GOAL:
Transcribe the records in full, keeping every character as it is.

DATA FOR THE TASK:

************

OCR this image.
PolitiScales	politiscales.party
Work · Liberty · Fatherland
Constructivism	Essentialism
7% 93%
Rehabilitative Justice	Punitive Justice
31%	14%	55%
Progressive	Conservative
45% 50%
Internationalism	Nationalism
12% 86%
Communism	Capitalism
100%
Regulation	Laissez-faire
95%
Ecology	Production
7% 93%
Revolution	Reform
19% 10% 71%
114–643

************

SOLUTION BELOW:
OCR this image.
PolitiScales	politiscales.party
Work · Liberty · Fatherland
Constructivism	Essentialism
7% 93%
Rehabilitative Justice	Punitive Justice
31%	14%	55%
Progressive	Conservative
45% 50%
Internationalism	Nationalism
12% 86%
Communism	Capitalism
100%
Regulation	Laissez-faire
95%
Ecology	Production
7% 93%
Revolution	Reform
19% 10% 71%
114–643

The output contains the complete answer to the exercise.